— start of Listed entries —

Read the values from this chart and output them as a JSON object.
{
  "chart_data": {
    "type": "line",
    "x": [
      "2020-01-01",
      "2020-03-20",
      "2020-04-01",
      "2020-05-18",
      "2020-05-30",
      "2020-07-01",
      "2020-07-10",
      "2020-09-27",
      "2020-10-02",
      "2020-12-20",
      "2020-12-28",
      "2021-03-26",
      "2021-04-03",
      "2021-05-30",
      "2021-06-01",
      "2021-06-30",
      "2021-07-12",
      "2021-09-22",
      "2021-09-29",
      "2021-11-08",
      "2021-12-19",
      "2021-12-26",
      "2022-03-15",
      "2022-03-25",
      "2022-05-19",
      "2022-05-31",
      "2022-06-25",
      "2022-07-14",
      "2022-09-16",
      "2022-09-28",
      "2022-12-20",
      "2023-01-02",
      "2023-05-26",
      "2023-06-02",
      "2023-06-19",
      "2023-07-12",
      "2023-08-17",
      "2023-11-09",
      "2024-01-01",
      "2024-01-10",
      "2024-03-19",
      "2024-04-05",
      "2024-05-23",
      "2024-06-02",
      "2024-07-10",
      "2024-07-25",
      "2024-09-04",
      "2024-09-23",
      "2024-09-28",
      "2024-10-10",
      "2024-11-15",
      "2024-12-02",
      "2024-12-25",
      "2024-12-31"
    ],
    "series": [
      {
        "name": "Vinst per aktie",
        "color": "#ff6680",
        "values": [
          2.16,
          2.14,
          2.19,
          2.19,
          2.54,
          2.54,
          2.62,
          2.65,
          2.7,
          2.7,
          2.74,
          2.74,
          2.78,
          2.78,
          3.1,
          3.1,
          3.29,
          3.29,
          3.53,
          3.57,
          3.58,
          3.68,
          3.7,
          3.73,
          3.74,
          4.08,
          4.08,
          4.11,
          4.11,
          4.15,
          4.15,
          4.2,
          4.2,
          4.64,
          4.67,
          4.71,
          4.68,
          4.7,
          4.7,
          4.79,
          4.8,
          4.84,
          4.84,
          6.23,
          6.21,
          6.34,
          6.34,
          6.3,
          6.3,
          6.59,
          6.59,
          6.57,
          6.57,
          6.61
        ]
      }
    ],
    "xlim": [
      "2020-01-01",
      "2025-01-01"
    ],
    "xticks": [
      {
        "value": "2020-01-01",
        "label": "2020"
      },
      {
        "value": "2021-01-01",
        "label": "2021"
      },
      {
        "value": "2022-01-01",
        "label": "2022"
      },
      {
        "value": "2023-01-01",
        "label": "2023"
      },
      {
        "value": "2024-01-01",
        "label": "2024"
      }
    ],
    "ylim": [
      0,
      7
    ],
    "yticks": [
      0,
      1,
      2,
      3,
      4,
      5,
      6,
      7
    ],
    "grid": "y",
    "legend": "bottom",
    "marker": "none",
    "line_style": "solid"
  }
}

— end of Listed entries —

→ **Aim**
Once more, set down the full listing, verbatim.

→ **Complete output**
Read the values from this chart and output them as a JSON object.
{
  "chart_data": {
    "type": "line",
    "x": [
      "2020-01-01",
      "2020-03-20",
      "2020-04-01",
      "2020-05-18",
      "2020-05-30",
      "2020-07-01",
      "2020-07-10",
      "2020-09-27",
      "2020-10-02",
      "2020-12-20",
      "2020-12-28",
      "2021-03-26",
      "2021-04-03",
      "2021-05-30",
      "2021-06-01",
      "2021-06-30",
      "2021-07-12",
      "2021-09-22",
      "2021-09-29",
      "2021-11-08",
      "2021-12-19",
      "2021-12-26",
      "2022-03-15",
      "2022-03-25",
      "2022-05-19",
      "2022-05-31",
      "2022-06-25",
      "2022-07-14",
      "2022-09-16",
      "2022-09-28",
      "2022-12-20",
      "2023-01-02",
      "2023-05-26",
      "2023-06-02",
      "2023-06-19",
      "2023-07-12",
      "2023-08-17",
      "2023-11-09",
      "2024-01-01",
      "2024-01-10",
      "2024-03-19",
      "2024-04-05",
      "2024-05-23",
      "2024-06-02",
      "2024-07-10",
      "2024-07-25",
      "2024-09-04",
      "2024-09-23",
      "2024-09-28",
      "2024-10-10",
      "2024-11-15",
      "2024-12-02",
      "2024-12-25",
      "2024-12-31"
    ],
    "series": [
      {
        "name": "Vinst per aktie",
        "color": "#ff6680",
        "values": [
          2.16,
          2.14,
          2.19,
          2.19,
          2.54,
          2.54,
          2.62,
          2.65,
          2.7,
          2.7,
          2.74,
          2.74,
          2.78,
          2.78,
          3.1,
          3.1,
          3.29,
          3.29,
          3.53,
          3.57,
          3.58,
          3.68,
          3.7,
          3.73,
          3.74,
          4.08,
          4.08,
          4.11,
          4.11,
          4.15,
          4.15,
          4.2,
          4.2,
          4.64,
          4.67,
          4.71,
          4.68,
          4.7,
          4.7,
          4.79,
          4.8,
          4.84,
          4.84,
          6.23,
          6.21,
          6.34,
          6.34,
          6.3,
          6.3,
          6.59,
          6.59,
          6.57,
          6.57,
          6.61
        ]
      }
    ],
    "xlim": [
      "2020-01-01",
      "2025-01-01"
    ],
    "xticks": [
      {
        "value": "2020-01-01",
        "label": "2020"
      },
      {
        "value": "2021-01-01",
        "label": "2021"
      },
      {
        "value": "2022-01-01",
        "label": "2022"
      },
      {
        "value": "2023-01-01",
        "label": "2023"
      },
      {
        "value": "2024-01-01",
        "label": "2024"
      }
    ],
    "ylim": [
      0,
      7
    ],
    "yticks": [
      0,
      1,
      2,
      3,
      4,
      5,
      6,
      7
    ],
    "grid": "y",
    "legend": "bottom",
    "marker": "none",
    "line_style": "solid"
  }
}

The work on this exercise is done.